#### ENTRIES SUPPLIED
——————

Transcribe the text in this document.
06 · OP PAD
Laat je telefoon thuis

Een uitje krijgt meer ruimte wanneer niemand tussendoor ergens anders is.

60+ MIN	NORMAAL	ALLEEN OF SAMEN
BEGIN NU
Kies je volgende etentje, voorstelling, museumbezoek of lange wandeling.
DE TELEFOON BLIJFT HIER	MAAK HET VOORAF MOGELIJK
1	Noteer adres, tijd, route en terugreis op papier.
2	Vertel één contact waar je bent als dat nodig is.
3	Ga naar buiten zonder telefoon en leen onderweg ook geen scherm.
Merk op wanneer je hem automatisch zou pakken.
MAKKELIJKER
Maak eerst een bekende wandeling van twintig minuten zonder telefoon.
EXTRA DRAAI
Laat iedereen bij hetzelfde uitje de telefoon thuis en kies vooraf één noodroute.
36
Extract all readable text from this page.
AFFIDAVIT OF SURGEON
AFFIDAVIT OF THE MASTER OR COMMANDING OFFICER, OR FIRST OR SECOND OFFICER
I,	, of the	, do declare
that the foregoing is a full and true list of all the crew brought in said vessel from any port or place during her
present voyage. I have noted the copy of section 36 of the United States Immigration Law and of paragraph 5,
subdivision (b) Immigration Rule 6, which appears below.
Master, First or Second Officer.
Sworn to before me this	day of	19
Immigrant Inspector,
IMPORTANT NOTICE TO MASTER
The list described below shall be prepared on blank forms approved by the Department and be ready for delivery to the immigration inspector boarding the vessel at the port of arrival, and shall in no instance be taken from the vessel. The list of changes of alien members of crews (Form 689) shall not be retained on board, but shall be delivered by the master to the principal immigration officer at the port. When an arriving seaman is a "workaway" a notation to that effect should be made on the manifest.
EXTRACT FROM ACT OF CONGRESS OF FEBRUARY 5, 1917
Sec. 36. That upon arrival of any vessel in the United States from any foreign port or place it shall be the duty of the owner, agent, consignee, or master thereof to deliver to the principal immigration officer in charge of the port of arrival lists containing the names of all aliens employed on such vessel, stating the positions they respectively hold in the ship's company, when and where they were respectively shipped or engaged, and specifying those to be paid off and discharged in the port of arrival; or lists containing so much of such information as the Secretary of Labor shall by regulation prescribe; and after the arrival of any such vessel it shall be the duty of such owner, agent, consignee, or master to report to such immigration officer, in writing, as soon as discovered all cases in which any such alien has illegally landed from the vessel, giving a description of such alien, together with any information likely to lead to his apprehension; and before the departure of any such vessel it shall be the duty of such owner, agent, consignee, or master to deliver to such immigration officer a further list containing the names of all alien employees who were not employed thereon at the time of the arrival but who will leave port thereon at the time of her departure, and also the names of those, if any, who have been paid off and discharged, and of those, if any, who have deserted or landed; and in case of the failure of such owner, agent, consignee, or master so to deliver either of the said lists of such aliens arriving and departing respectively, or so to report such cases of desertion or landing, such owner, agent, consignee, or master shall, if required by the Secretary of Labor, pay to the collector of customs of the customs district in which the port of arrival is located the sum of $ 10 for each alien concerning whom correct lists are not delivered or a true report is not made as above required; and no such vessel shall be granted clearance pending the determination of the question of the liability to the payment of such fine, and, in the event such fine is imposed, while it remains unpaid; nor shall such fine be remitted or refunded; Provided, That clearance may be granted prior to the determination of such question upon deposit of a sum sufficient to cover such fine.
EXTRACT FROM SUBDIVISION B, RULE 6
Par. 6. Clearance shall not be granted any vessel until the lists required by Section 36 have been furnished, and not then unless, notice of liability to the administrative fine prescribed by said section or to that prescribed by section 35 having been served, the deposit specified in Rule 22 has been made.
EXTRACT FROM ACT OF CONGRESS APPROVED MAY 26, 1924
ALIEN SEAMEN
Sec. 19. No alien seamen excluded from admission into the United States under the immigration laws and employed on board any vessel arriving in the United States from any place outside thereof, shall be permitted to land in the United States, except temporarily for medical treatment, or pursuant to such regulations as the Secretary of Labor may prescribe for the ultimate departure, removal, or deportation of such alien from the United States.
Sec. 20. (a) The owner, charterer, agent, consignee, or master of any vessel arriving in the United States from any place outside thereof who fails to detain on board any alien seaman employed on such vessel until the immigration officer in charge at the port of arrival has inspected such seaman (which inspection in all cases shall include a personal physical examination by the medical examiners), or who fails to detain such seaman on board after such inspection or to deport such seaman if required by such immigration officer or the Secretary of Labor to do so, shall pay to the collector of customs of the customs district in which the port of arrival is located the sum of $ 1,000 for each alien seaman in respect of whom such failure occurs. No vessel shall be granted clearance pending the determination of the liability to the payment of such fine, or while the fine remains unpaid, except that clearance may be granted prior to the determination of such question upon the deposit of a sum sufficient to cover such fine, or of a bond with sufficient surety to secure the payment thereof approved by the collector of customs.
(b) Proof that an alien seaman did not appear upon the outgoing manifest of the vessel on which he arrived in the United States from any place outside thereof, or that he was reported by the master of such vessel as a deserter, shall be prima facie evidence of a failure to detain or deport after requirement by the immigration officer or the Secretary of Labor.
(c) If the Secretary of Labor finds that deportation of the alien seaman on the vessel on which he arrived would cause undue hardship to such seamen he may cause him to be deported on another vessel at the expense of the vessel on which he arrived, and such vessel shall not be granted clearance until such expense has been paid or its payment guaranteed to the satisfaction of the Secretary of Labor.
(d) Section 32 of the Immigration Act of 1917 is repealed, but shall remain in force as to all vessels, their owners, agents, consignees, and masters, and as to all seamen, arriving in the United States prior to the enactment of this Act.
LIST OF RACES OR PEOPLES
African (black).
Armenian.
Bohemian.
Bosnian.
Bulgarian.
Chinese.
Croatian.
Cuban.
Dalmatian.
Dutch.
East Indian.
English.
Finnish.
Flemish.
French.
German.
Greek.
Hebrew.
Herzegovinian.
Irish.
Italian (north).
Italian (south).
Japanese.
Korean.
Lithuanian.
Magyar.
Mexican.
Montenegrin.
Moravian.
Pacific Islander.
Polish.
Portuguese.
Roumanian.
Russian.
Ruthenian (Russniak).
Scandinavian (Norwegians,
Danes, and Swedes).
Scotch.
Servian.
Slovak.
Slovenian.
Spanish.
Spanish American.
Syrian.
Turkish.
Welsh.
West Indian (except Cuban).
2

——————

#### WRITTEN PROBLEM
Copy the lines from the entries above in which the word "deportation" appears.

#### SOLUTION BELOW
Sec. 19. No alien seamen excluded from admission into the United States under the immigration laws and employed on board any vessel arriving in the United States from any place outside thereof, shall be permitted to land in the United States, except temporarily for medical treatment, or pursuant to such regulations as the Secretary of Labor may prescribe for the ultimate departure, removal, or deportation of such alien from the United States.
(c) If the Secretary of Labor finds that deportation of the alien seaman on the vessel on which he arrived would cause undue hardship to such seamen he may cause him to be deported on another vessel at the expense of the vessel on which he arrived, and such vessel shall not be granted clearance until such expense has been paid or its payment guaranteed to the satisfaction of the Secretary of Labor.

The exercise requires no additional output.